## start Records supplied

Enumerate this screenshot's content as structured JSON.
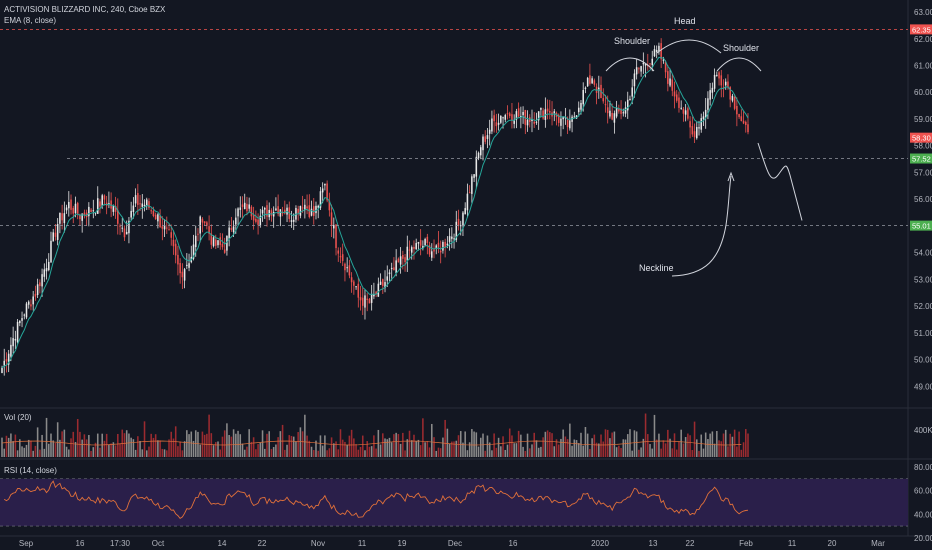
{
  "header": {
    "symbol_line": "ACTIVISION BLIZZARD INC, 240, Cboe BZX",
    "indicator_line": "EMA (8, close)"
  },
  "volume_pane": {
    "label": "Vol (20)",
    "axis_label": "400K"
  },
  "rsi_pane": {
    "label": "RSI (14, close)",
    "ticks": [
      80.0,
      60.0,
      40.0,
      20.0
    ],
    "bands": [
      70,
      30
    ]
  },
  "colors": {
    "bg": "#131722",
    "up": "#e8e8e8",
    "down": "#ef5350",
    "ema": "#26a69a",
    "vol_up": "#8a8a8a",
    "vol_down": "#9c2b30",
    "rsi_line": "#e0703a",
    "rsi_bg": "#2a1f4a"
  },
  "annotations": {
    "left_shoulder": "Shoulder",
    "head": "Head",
    "right_shoulder": "Shoulder",
    "neckline": "Neckline"
  },
  "chart_data": {
    "type": "candlestick",
    "title": "ACTIVISION BLIZZARD INC, 240, Cboe BZX",
    "y_ticks": [
      "63.00",
      "62.00",
      "61.00",
      "60.00",
      "59.00",
      "58.00",
      "57.00",
      "56.00",
      "55.00",
      "54.00",
      "53.00",
      "52.00",
      "51.00",
      "50.00",
      "49.00"
    ],
    "x_ticks": [
      "Sep",
      "16",
      "17:30",
      "Oct",
      "14",
      "22",
      "Nov",
      "11",
      "19",
      "Dec",
      "16",
      "2020",
      "13",
      "22",
      "Feb",
      "11",
      "20",
      "Mar"
    ],
    "ylim": [
      48.3,
      63.3
    ],
    "levels": [
      {
        "label": "62.35",
        "value": 62.35,
        "kind": "resistance",
        "color": "#ef5350"
      },
      {
        "label": "57.52",
        "value": 57.52,
        "kind": "support",
        "color": "#4caf50"
      },
      {
        "label": "55.01",
        "value": 55.01,
        "kind": "neckline",
        "color": "#4caf50"
      }
    ],
    "last_price": {
      "label": "58.30",
      "value": 58.3
    },
    "anchors": [
      [
        0,
        49.7
      ],
      [
        5,
        50.8
      ],
      [
        10,
        51.8
      ],
      [
        15,
        52.5
      ],
      [
        20,
        53.6
      ],
      [
        25,
        55.1
      ],
      [
        30,
        55.8
      ],
      [
        35,
        55.4
      ],
      [
        40,
        55.6
      ],
      [
        46,
        56.0
      ],
      [
        50,
        55.6
      ],
      [
        55,
        54.8
      ],
      [
        60,
        55.9
      ],
      [
        65,
        55.8
      ],
      [
        70,
        55.3
      ],
      [
        75,
        54.6
      ],
      [
        80,
        53.2
      ],
      [
        85,
        53.9
      ],
      [
        90,
        55.4
      ],
      [
        95,
        54.3
      ],
      [
        100,
        54.2
      ],
      [
        105,
        55.5
      ],
      [
        110,
        55.7
      ],
      [
        115,
        55.3
      ],
      [
        120,
        55.6
      ],
      [
        125,
        55.7
      ],
      [
        130,
        55.4
      ],
      [
        135,
        55.9
      ],
      [
        140,
        55.4
      ],
      [
        145,
        56.5
      ],
      [
        150,
        54.4
      ],
      [
        155,
        53.4
      ],
      [
        160,
        52.3
      ],
      [
        165,
        52.1
      ],
      [
        170,
        52.7
      ],
      [
        175,
        53.2
      ],
      [
        180,
        53.8
      ],
      [
        185,
        54.2
      ],
      [
        190,
        54.3
      ],
      [
        195,
        54.0
      ],
      [
        200,
        54.5
      ],
      [
        205,
        55.0
      ],
      [
        210,
        56.4
      ],
      [
        215,
        58.0
      ],
      [
        220,
        58.8
      ],
      [
        225,
        59.2
      ],
      [
        230,
        59.2
      ],
      [
        235,
        59.0
      ],
      [
        240,
        59.1
      ],
      [
        245,
        59.4
      ],
      [
        250,
        59.0
      ],
      [
        255,
        58.7
      ],
      [
        260,
        59.8
      ],
      [
        265,
        60.6
      ],
      [
        270,
        59.5
      ],
      [
        275,
        59.1
      ],
      [
        280,
        59.4
      ],
      [
        285,
        60.8
      ],
      [
        290,
        61.2
      ],
      [
        295,
        61.5
      ],
      [
        300,
        60.3
      ],
      [
        305,
        59.5
      ],
      [
        310,
        58.4
      ],
      [
        315,
        59.2
      ],
      [
        320,
        60.6
      ],
      [
        325,
        60.4
      ],
      [
        330,
        59.4
      ],
      [
        335,
        58.3
      ]
    ],
    "bars": 336,
    "projection": "dashed path breaking below the 55.01 neckline (price to ~55.0)"
  }
}
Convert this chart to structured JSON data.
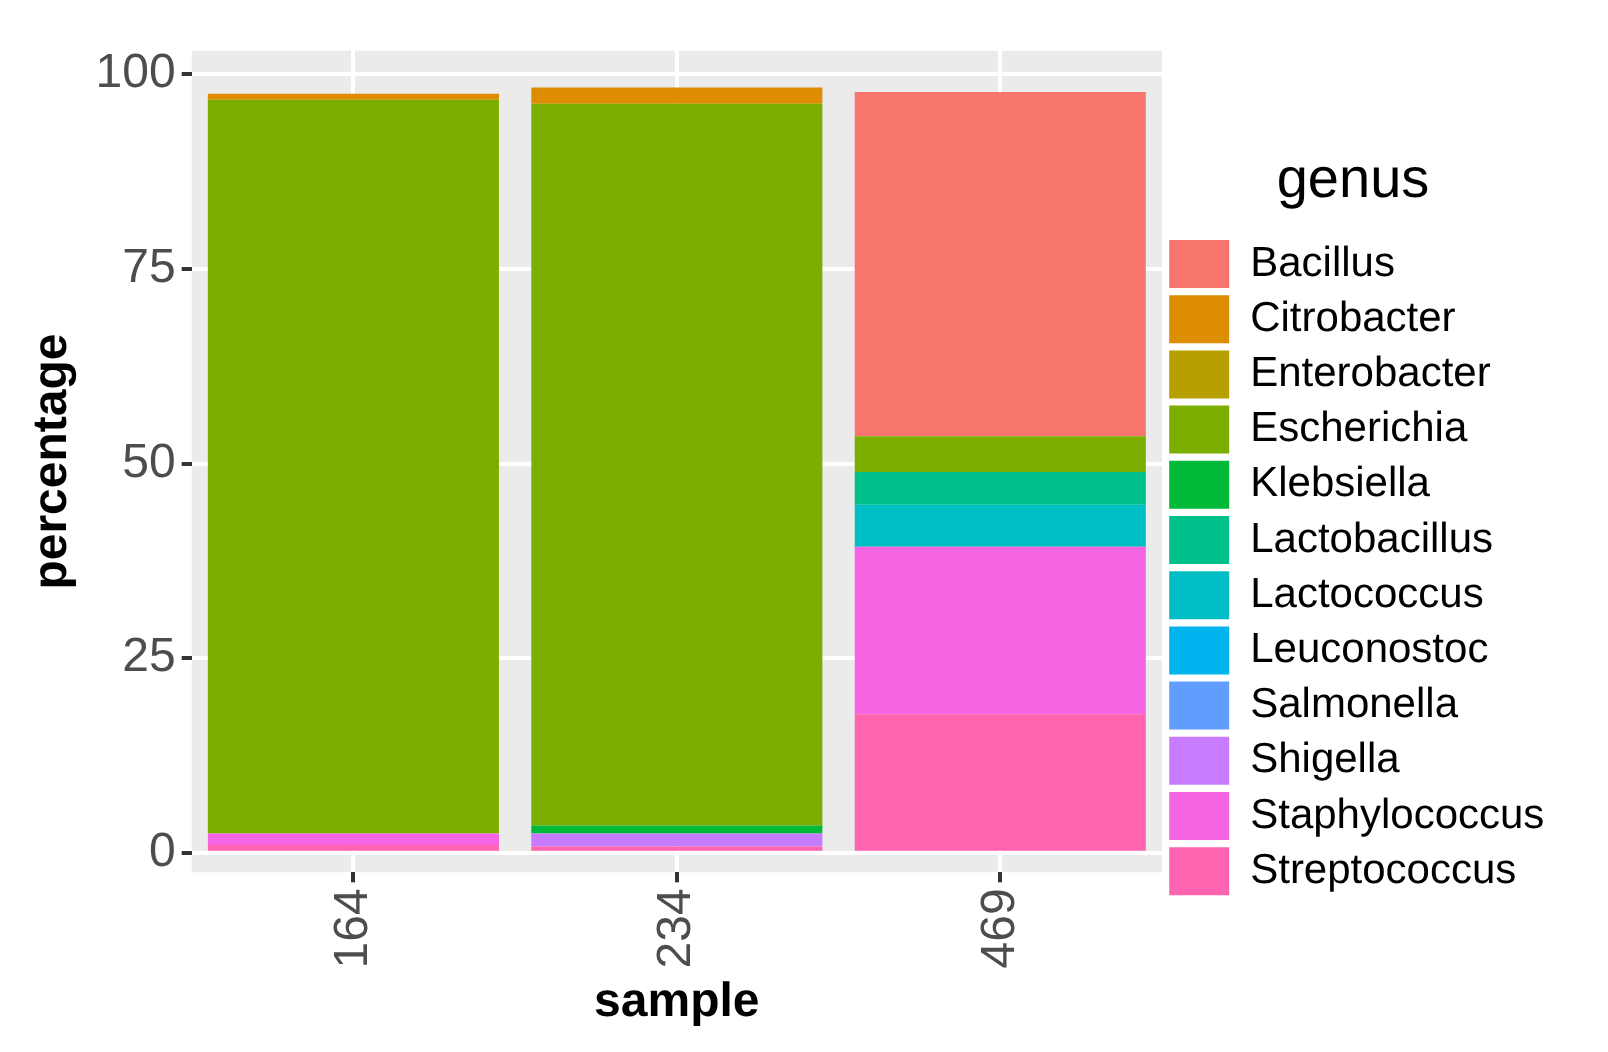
{
  "chart_data": {
    "type": "bar",
    "stacked": true,
    "xlabel": "sample",
    "ylabel": "percentage",
    "legend_title": "genus",
    "legend": "right",
    "grid": true,
    "categories": [
      "164",
      "234",
      "469"
    ],
    "ylim": [
      -2.5,
      103
    ],
    "yticks": [
      0,
      25,
      50,
      75,
      100
    ],
    "series": [
      {
        "name": "Streptococcus",
        "color": "#ff64b0",
        "values": [
          1.0,
          0.8,
          17.8
        ]
      },
      {
        "name": "Staphylococcus",
        "color": "#f564e3",
        "values": [
          1.5,
          0,
          21.5
        ]
      },
      {
        "name": "Shigella",
        "color": "#c77cff",
        "values": [
          0,
          1.7,
          0
        ]
      },
      {
        "name": "Salmonella",
        "color": "#619cff",
        "values": [
          0,
          0,
          0
        ]
      },
      {
        "name": "Leuconostoc",
        "color": "#00b4f0",
        "values": [
          0,
          0,
          0
        ]
      },
      {
        "name": "Lactococcus",
        "color": "#00bfc4",
        "values": [
          0,
          0,
          5.4
        ]
      },
      {
        "name": "Lactobacillus",
        "color": "#00c08b",
        "values": [
          0,
          0,
          4.2
        ]
      },
      {
        "name": "Klebsiella",
        "color": "#00ba38",
        "values": [
          0,
          1.0,
          0
        ]
      },
      {
        "name": "Escherichia",
        "color": "#7cae00",
        "values": [
          94.2,
          92.7,
          4.6
        ]
      },
      {
        "name": "Enterobacter",
        "color": "#b79f00",
        "values": [
          0,
          0,
          0
        ]
      },
      {
        "name": "Citrobacter",
        "color": "#de8c00",
        "values": [
          0.8,
          2.1,
          0
        ]
      },
      {
        "name": "Bacillus",
        "color": "#f8766d",
        "values": [
          0,
          0,
          44.2
        ]
      }
    ]
  }
}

## end Records supplied

Given instruction: Without including any pictures, print all of the material exactly as given.

Solution to this task:
Enumerate this screenshot's content as structured JSON.
{
  "header": {
    "symbol_line": "ACTIVISION BLIZZARD INC, 240, Cboe BZX",
    "indicator_line": "EMA (8, close)"
  },
  "volume_pane": {
    "label": "Vol (20)",
    "axis_label": "400K"
  },
  "rsi_pane": {
    "label": "RSI (14, close)",
    "ticks": [
      80.0,
      60.0,
      40.0,
      20.0
    ],
    "bands": [
      70,
      30
    ]
  },
  "colors": {
    "bg": "#131722",
    "up": "#e8e8e8",
    "down": "#ef5350",
    "ema": "#26a69a",
    "vol_up": "#8a8a8a",
    "vol_down": "#9c2b30",
    "rsi_line": "#e0703a",
    "rsi_bg": "#2a1f4a"
  },
  "annotations": {
    "left_shoulder": "Shoulder",
    "head": "Head",
    "right_shoulder": "Shoulder",
    "neckline": "Neckline"
  },
  "chart_data": {
    "type": "candlestick",
    "title": "ACTIVISION BLIZZARD INC, 240, Cboe BZX",
    "y_ticks": [
      "63.00",
      "62.00",
      "61.00",
      "60.00",
      "59.00",
      "58.00",
      "57.00",
      "56.00",
      "55.00",
      "54.00",
      "53.00",
      "52.00",
      "51.00",
      "50.00",
      "49.00"
    ],
    "x_ticks": [
      "Sep",
      "16",
      "17:30",
      "Oct",
      "14",
      "22",
      "Nov",
      "11",
      "19",
      "Dec",
      "16",
      "2020",
      "13",
      "22",
      "Feb",
      "11",
      "20",
      "Mar"
    ],
    "ylim": [
      48.3,
      63.3
    ],
    "levels": [
      {
        "label": "62.35",
        "value": 62.35,
        "kind": "resistance",
        "color": "#ef5350"
      },
      {
        "label": "57.52",
        "value": 57.52,
        "kind": "support",
        "color": "#4caf50"
      },
      {
        "label": "55.01",
        "value": 55.01,
        "kind": "neckline",
        "color": "#4caf50"
      }
    ],
    "last_price": {
      "label": "58.30",
      "value": 58.3
    },
    "anchors": [
      [
        0,
        49.7
      ],
      [
        5,
        50.8
      ],
      [
        10,
        51.8
      ],
      [
        15,
        52.5
      ],
      [
        20,
        53.6
      ],
      [
        25,
        55.1
      ],
      [
        30,
        55.8
      ],
      [
        35,
        55.4
      ],
      [
        40,
        55.6
      ],
      [
        46,
        56.0
      ],
      [
        50,
        55.6
      ],
      [
        55,
        54.8
      ],
      [
        60,
        55.9
      ],
      [
        65,
        55.8
      ],
      [
        70,
        55.3
      ],
      [
        75,
        54.6
      ],
      [
        80,
        53.2
      ],
      [
        85,
        53.9
      ],
      [
        90,
        55.4
      ],
      [
        95,
        54.3
      ],
      [
        100,
        54.2
      ],
      [
        105,
        55.5
      ],
      [
        110,
        55.7
      ],
      [
        115,
        55.3
      ],
      [
        120,
        55.6
      ],
      [
        125,
        55.7
      ],
      [
        130,
        55.4
      ],
      [
        135,
        55.9
      ],
      [
        140,
        55.4
      ],
      [
        145,
        56.5
      ],
      [
        150,
        54.4
      ],
      [
        155,
        53.4
      ],
      [
        160,
        52.3
      ],
      [
        165,
        52.1
      ],
      [
        170,
        52.7
      ],
      [
        175,
        53.2
      ],
      [
        180,
        53.8
      ],
      [
        185,
        54.2
      ],
      [
        190,
        54.3
      ],
      [
        195,
        54.0
      ],
      [
        200,
        54.5
      ],
      [
        205,
        55.0
      ],
      [
        210,
        56.4
      ],
      [
        215,
        58.0
      ],
      [
        220,
        58.8
      ],
      [
        225,
        59.2
      ],
      [
        230,
        59.2
      ],
      [
        235,
        59.0
      ],
      [
        240,
        59.1
      ],
      [
        245,
        59.4
      ],
      [
        250,
        59.0
      ],
      [
        255,
        58.7
      ],
      [
        260,
        59.8
      ],
      [
        265,
        60.6
      ],
      [
        270,
        59.5
      ],
      [
        275,
        59.1
      ],
      [
        280,
        59.4
      ],
      [
        285,
        60.8
      ],
      [
        290,
        61.2
      ],
      [
        295,
        61.5
      ],
      [
        300,
        60.3
      ],
      [
        305,
        59.5
      ],
      [
        310,
        58.4
      ],
      [
        315,
        59.2
      ],
      [
        320,
        60.6
      ],
      [
        325,
        60.4
      ],
      [
        330,
        59.4
      ],
      [
        335,
        58.3
      ]
    ],
    "bars": 336,
    "projection": "dashed path breaking below the 55.01 neckline (price to ~55.0)"
  }
}
Convert this chart to structured JSON data.
{
  "chart_data": {
    "type": "bar",
    "stacked": true,
    "xlabel": "sample",
    "ylabel": "percentage",
    "legend_title": "genus",
    "legend": "right",
    "grid": true,
    "categories": [
      "164",
      "234",
      "469"
    ],
    "ylim": [
      -2.5,
      103
    ],
    "yticks": [
      0,
      25,
      50,
      75,
      100
    ],
    "series": [
      {
        "name": "Streptococcus",
        "color": "#ff64b0",
        "values": [
          1.0,
          0.8,
          17.8
        ]
      },
      {
        "name": "Staphylococcus",
        "color": "#f564e3",
        "values": [
          1.5,
          0,
          21.5
        ]
      },
      {
        "name": "Shigella",
        "color": "#c77cff",
        "values": [
          0,
          1.7,
          0
        ]
      },
      {
        "name": "Salmonella",
        "color": "#619cff",
        "values": [
          0,
          0,
          0
        ]
      },
      {
        "name": "Leuconostoc",
        "color": "#00b4f0",
        "values": [
          0,
          0,
          0
        ]
      },
      {
        "name": "Lactococcus",
        "color": "#00bfc4",
        "values": [
          0,
          0,
          5.4
        ]
      },
      {
        "name": "Lactobacillus",
        "color": "#00c08b",
        "values": [
          0,
          0,
          4.2
        ]
      },
      {
        "name": "Klebsiella",
        "color": "#00ba38",
        "values": [
          0,
          1.0,
          0
        ]
      },
      {
        "name": "Escherichia",
        "color": "#7cae00",
        "values": [
          94.2,
          92.7,
          4.6
        ]
      },
      {
        "name": "Enterobacter",
        "color": "#b79f00",
        "values": [
          0,
          0,
          0
        ]
      },
      {
        "name": "Citrobacter",
        "color": "#de8c00",
        "values": [
          0.8,
          2.1,
          0
        ]
      },
      {
        "name": "Bacillus",
        "color": "#f8766d",
        "values": [
          0,
          0,
          44.2
        ]
      }
    ]
  }
}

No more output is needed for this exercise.